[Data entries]
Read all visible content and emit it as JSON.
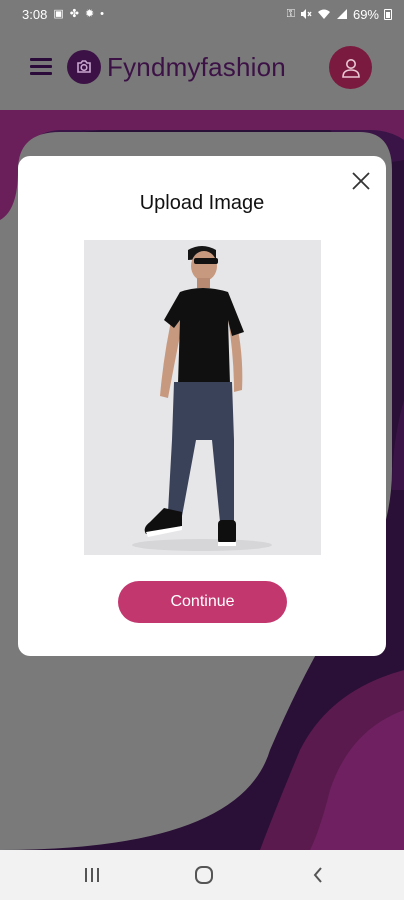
{
  "status_bar": {
    "time": "3:08",
    "battery": "69%",
    "left_icons": [
      "gallery-icon",
      "slack-icon",
      "settings-icon",
      "dot-icon"
    ],
    "right_icons": [
      "key-icon",
      "mute-icon",
      "wifi-icon",
      "signal-icon",
      "battery-icon"
    ]
  },
  "header": {
    "app_name": "Fyndmyfashion"
  },
  "modal": {
    "title": "Upload Image",
    "continue_label": "Continue"
  },
  "nav_bar": {
    "buttons": [
      "recents-icon",
      "home-icon",
      "back-icon"
    ]
  },
  "colors": {
    "overlay_gray": "#7a7a7a",
    "brand_purple": "#3c1246",
    "accent_pink": "#c3376f",
    "user_button": "#7a1a3e"
  }
}
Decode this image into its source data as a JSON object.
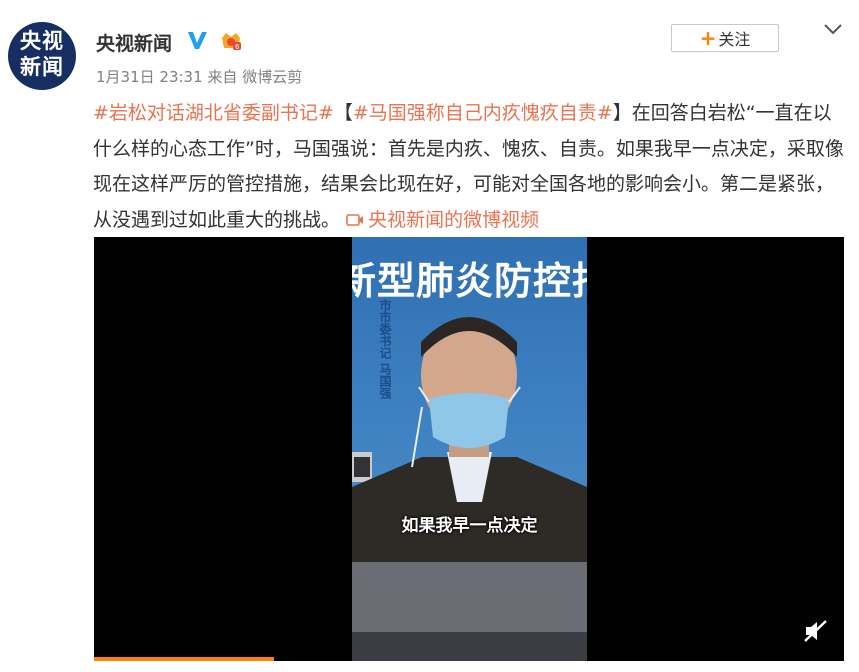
{
  "author": {
    "name": "央视新闻",
    "avatar_text_line1": "央视",
    "avatar_text_line2": "新闻"
  },
  "follow_button": {
    "label": "关注"
  },
  "meta": {
    "time": "1月31日 23:31",
    "source_prefix": "来自",
    "source": "微博云剪"
  },
  "post": {
    "tag1": "#岩松对话湖北省委副书记#",
    "tag2_open": "【",
    "tag2": "#马国强称自己内疚愧疚自责#",
    "tag2_close": "】",
    "body": "在回答白岩松“一直在以什么样的心态工作”时，马国强说：首先是内疚、愧疚、自责。如果我早一点决定，采取像现在这样严厉的管控措施，结果会比现在好，可能对全国各地的影响会小。第二是紧张，从没遇到过如此重大的挑战。",
    "video_link": "央视新闻的微博视频"
  },
  "video": {
    "banner_text": "新型肺炎防控指",
    "nameplate": "市市委书记 马国强",
    "subtitle": "如果我早一点决定",
    "progress": 0.24
  },
  "colors": {
    "link": "#eb7350",
    "verified": "#1da1f2",
    "follow_plus": "#ff8200",
    "avatar_bg": "#172e63"
  },
  "icons": [
    "verified-icon",
    "member-badge-icon",
    "chevron-down-icon",
    "video-link-icon",
    "mute-icon"
  ]
}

| WHAT TO WORK ON |
Extract every line that has the string "如果我早一点决定" in it.

| EXERCISE OUTPUT |
    "body": "在回答白岩松“一直在以什么样的心态工作”时，马国强说：首先是内疚、愧疚、自责。如果我早一点决定，采取像现在这样严厉的管控措施，结果会比现在好，可能对全国各地的影响会小。第二是紧张，从没遇到过如此重大的挑战。",
    "subtitle": "如果我早一点决定",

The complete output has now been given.